EXERCISE REQUIREMENTS = Give only the number of lines that hold the word "which".

◇ ◇ ◇ ◇ ◇ ◇ ◇

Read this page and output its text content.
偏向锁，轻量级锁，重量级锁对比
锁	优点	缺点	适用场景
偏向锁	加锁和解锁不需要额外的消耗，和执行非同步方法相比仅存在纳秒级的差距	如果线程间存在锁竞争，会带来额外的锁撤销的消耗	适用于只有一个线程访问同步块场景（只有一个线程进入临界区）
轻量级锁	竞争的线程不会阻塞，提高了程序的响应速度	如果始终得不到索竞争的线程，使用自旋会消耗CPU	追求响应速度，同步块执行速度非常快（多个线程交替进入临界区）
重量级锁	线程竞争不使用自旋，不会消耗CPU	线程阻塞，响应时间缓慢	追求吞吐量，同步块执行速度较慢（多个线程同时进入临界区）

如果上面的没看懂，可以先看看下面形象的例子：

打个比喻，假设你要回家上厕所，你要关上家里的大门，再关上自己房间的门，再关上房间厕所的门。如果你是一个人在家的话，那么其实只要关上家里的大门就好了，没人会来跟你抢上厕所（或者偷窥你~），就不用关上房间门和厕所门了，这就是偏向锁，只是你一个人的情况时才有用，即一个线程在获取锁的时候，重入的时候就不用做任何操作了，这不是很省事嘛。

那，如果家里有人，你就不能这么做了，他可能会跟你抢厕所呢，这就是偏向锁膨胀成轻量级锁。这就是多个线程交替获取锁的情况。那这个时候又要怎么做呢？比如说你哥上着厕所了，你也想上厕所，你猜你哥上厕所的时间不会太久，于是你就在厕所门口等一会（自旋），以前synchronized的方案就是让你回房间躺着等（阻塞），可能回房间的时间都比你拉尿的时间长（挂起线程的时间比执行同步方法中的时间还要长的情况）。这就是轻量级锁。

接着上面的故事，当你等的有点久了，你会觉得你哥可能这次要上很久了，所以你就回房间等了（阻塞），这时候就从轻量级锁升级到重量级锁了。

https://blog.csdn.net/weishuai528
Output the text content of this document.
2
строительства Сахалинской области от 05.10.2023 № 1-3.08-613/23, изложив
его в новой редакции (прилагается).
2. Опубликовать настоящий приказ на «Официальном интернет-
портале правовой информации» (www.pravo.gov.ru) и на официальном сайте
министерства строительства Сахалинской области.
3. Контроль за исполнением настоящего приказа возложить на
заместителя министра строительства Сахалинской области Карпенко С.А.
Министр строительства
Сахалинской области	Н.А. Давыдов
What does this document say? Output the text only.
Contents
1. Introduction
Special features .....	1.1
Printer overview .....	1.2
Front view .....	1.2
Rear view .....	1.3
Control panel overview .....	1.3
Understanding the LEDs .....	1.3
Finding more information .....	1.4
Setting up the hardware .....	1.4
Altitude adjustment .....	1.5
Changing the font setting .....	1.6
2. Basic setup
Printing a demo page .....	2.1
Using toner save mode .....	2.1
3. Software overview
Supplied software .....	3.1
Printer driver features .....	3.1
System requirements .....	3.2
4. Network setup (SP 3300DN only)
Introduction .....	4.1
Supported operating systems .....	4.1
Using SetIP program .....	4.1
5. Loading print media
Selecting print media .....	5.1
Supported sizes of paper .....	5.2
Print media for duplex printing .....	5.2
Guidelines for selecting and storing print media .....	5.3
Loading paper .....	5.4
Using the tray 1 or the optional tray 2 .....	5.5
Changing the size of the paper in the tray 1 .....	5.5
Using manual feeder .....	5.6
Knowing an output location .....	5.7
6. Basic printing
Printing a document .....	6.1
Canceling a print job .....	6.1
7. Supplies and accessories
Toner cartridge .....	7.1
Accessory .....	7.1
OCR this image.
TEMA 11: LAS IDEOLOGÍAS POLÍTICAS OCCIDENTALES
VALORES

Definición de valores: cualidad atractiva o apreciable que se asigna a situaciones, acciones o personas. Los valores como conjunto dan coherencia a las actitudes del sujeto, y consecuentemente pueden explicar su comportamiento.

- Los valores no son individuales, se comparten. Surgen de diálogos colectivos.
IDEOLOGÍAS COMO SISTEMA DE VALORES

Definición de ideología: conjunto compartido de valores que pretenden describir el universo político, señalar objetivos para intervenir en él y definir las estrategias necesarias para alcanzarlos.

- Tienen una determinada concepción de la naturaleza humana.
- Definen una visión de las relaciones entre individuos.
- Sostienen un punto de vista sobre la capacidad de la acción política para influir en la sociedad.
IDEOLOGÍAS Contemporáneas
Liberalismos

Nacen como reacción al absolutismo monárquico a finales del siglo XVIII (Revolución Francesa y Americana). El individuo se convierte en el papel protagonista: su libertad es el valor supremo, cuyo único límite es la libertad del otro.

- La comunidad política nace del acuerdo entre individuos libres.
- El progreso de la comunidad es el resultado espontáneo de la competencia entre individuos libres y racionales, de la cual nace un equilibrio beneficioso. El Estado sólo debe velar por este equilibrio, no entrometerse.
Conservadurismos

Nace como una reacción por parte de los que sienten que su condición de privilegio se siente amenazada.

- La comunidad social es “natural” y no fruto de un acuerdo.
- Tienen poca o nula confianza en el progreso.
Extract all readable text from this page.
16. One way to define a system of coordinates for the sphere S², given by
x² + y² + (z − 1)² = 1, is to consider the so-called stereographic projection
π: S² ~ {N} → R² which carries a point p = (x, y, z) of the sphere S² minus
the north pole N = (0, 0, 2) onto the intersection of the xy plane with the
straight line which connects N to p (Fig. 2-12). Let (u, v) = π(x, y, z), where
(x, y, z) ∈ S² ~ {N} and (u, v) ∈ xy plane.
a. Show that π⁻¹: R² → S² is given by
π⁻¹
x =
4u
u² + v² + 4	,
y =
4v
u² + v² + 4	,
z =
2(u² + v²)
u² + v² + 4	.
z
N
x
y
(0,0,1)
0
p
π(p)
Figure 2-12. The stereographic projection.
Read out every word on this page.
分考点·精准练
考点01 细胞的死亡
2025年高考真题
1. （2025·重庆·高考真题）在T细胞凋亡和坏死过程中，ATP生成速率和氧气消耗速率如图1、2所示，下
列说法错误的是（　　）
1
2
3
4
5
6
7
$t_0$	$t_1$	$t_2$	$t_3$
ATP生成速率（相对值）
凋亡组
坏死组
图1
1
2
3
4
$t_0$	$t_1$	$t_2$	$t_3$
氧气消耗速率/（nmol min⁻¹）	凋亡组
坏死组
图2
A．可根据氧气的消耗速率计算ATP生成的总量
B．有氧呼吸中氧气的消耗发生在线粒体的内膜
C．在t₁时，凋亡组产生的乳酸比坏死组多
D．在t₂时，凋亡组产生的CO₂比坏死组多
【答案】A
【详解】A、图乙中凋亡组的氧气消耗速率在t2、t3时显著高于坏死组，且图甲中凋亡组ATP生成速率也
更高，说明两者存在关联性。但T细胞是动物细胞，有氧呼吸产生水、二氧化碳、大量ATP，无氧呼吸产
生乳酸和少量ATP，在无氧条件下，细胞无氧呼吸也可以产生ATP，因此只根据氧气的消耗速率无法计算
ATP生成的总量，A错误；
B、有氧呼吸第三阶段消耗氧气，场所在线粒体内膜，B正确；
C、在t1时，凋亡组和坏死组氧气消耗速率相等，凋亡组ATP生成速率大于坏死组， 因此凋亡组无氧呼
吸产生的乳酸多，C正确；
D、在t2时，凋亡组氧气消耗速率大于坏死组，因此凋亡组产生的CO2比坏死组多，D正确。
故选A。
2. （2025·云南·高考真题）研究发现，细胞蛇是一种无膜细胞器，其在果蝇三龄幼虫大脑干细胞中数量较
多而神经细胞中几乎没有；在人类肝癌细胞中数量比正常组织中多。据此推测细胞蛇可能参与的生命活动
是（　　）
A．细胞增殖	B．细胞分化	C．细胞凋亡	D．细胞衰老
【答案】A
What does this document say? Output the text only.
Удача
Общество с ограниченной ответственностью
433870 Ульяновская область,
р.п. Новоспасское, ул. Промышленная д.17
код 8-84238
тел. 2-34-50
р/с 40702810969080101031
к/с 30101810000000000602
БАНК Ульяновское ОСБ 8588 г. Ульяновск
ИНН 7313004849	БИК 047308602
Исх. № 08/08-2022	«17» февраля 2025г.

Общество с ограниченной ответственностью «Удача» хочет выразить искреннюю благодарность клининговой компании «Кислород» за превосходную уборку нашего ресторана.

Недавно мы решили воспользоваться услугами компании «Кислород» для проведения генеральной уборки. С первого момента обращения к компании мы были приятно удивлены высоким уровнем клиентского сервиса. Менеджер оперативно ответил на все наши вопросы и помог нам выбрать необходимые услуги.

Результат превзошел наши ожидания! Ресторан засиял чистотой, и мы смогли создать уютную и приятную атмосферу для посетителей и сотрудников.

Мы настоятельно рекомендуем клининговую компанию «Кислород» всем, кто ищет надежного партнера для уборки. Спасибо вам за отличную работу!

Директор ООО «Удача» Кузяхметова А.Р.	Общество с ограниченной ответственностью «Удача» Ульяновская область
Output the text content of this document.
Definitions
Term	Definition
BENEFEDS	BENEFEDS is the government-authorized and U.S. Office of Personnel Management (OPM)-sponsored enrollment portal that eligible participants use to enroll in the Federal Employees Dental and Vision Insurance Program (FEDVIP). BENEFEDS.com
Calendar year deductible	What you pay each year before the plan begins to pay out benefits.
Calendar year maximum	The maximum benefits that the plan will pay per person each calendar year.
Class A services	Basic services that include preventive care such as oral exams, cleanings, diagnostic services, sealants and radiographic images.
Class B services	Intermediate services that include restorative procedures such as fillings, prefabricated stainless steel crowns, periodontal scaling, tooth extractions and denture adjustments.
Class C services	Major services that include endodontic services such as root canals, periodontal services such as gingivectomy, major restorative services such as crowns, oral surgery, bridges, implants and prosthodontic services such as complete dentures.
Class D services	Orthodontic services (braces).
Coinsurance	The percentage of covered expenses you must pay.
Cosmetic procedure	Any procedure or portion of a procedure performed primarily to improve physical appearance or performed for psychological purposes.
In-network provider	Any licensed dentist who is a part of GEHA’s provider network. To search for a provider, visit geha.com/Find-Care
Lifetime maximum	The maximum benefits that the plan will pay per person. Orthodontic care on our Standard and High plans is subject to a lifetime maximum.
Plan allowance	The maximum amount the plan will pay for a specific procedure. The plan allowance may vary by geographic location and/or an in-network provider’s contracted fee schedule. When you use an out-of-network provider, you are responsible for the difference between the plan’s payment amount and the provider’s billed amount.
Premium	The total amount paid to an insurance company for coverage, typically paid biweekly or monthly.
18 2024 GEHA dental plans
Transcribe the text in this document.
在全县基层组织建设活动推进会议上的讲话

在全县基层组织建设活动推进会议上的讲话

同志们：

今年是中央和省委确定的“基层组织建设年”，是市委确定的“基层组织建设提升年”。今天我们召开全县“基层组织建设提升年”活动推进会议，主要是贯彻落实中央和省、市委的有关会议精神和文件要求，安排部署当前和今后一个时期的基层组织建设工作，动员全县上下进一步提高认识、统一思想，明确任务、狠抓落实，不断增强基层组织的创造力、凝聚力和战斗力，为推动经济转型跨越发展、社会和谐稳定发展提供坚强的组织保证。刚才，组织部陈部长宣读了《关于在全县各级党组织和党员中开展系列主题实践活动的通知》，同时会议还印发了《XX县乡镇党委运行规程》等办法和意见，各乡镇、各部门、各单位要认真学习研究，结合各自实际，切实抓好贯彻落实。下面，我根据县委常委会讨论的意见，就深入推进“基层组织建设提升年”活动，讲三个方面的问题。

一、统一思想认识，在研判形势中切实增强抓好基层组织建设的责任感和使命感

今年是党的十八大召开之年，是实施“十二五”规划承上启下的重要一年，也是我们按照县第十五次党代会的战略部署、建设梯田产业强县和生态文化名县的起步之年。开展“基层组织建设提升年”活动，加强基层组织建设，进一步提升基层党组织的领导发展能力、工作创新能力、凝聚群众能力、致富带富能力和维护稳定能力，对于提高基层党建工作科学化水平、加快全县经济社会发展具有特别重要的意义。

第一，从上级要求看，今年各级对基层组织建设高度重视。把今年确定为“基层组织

◇ ◇ ◇ ◇ ◇ ◇ ◇

FULL ANSWER = 2